• **Goal**
Write out each record again exactly as it stands.

--

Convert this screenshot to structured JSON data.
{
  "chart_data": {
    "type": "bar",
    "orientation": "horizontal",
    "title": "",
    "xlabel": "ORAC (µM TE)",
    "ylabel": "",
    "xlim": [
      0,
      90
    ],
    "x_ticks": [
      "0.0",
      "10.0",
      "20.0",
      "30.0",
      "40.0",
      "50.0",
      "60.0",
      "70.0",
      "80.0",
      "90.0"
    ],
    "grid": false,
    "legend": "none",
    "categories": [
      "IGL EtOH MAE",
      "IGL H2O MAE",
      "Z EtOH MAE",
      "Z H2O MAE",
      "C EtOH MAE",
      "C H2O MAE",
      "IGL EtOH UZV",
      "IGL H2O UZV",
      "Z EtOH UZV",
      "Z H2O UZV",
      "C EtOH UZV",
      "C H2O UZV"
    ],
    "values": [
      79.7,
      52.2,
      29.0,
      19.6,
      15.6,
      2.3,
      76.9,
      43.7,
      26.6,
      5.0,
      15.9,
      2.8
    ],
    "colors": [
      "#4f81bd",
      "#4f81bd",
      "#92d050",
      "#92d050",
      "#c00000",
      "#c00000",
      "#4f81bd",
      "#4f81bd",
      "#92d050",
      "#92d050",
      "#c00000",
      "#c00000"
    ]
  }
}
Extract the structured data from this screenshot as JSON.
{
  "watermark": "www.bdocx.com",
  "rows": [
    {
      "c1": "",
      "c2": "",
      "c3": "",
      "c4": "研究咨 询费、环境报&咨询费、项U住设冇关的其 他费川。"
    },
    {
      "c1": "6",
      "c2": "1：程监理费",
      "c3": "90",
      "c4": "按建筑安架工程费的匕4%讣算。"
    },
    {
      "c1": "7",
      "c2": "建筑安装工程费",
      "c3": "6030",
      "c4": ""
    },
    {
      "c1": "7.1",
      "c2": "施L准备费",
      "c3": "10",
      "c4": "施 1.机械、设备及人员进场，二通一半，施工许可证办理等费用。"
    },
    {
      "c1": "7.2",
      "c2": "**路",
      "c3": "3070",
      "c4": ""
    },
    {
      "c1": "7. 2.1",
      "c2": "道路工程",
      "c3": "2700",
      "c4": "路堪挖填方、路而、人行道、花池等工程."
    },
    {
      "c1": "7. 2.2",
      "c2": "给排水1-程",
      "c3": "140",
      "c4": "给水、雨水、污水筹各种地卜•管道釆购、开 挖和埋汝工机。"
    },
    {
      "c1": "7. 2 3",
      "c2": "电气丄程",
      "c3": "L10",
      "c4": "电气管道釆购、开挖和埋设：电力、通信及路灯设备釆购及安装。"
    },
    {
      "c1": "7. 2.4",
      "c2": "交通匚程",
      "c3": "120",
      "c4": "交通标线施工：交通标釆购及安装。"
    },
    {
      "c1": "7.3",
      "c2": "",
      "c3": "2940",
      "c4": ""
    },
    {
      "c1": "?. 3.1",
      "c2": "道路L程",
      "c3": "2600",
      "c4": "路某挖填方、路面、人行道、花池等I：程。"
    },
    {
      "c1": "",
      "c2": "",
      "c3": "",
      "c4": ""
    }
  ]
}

--

• **Task answer**
Convert this screenshot to structured JSON data.
{
  "chart_data": {
    "type": "bar",
    "orientation": "horizontal",
    "title": "",
    "xlabel": "ORAC (µM TE)",
    "ylabel": "",
    "xlim": [
      0,
      90
    ],
    "x_ticks": [
      "0.0",
      "10.0",
      "20.0",
      "30.0",
      "40.0",
      "50.0",
      "60.0",
      "70.0",
      "80.0",
      "90.0"
    ],
    "grid": false,
    "legend": "none",
    "categories": [
      "IGL EtOH MAE",
      "IGL H2O MAE",
      "Z EtOH MAE",
      "Z H2O MAE",
      "C EtOH MAE",
      "C H2O MAE",
      "IGL EtOH UZV",
      "IGL H2O UZV",
      "Z EtOH UZV",
      "Z H2O UZV",
      "C EtOH UZV",
      "C H2O UZV"
    ],
    "values": [
      79.7,
      52.2,
      29.0,
      19.6,
      15.6,
      2.3,
      76.9,
      43.7,
      26.6,
      5.0,
      15.9,
      2.8
    ],
    "colors": [
      "#4f81bd",
      "#4f81bd",
      "#92d050",
      "#92d050",
      "#c00000",
      "#c00000",
      "#4f81bd",
      "#4f81bd",
      "#92d050",
      "#92d050",
      "#c00000",
      "#c00000"
    ]
  }
}
Extract the structured data from this screenshot as JSON.
{
  "watermark": "www.bdocx.com",
  "rows": [
    {
      "c1": "",
      "c2": "",
      "c3": "",
      "c4": "研究咨 询费、环境报&咨询费、项U住设冇关的其 他费川。"
    },
    {
      "c1": "6",
      "c2": "1：程监理费",
      "c3": "90",
      "c4": "按建筑安架工程费的匕4%讣算。"
    },
    {
      "c1": "7",
      "c2": "建筑安装工程费",
      "c3": "6030",
      "c4": ""
    },
    {
      "c1": "7.1",
      "c2": "施L准备费",
      "c3": "10",
      "c4": "施 1.机械、设备及人员进场，二通一半，施工许可证办理等费用。"
    },
    {
      "c1": "7.2",
      "c2": "**路",
      "c3": "3070",
      "c4": ""
    },
    {
      "c1": "7. 2.1",
      "c2": "道路工程",
      "c3": "2700",
      "c4": "路堪挖填方、路而、人行道、花池等工程."
    },
    {
      "c1": "7. 2.2",
      "c2": "给排水1-程",
      "c3": "140",
      "c4": "给水、雨水、污水筹各种地卜•管道釆购、开 挖和埋汝工机。"
    },
    {
      "c1": "7. 2 3",
      "c2": "电气丄程",
      "c3": "L10",
      "c4": "电气管道釆购、开挖和埋设：电力、通信及路灯设备釆购及安装。"
    },
    {
      "c1": "7. 2.4",
      "c2": "交通匚程",
      "c3": "120",
      "c4": "交通标线施工：交通标釆购及安装。"
    },
    {
      "c1": "7.3",
      "c2": "",
      "c3": "2940",
      "c4": ""
    },
    {
      "c1": "?. 3.1",
      "c2": "道路L程",
      "c3": "2600",
      "c4": "路某挖填方、路面、人行道、花池等I：程。"
    },
    {
      "c1": "",
      "c2": "",
      "c3": "",
      "c4": ""
    }
  ]
}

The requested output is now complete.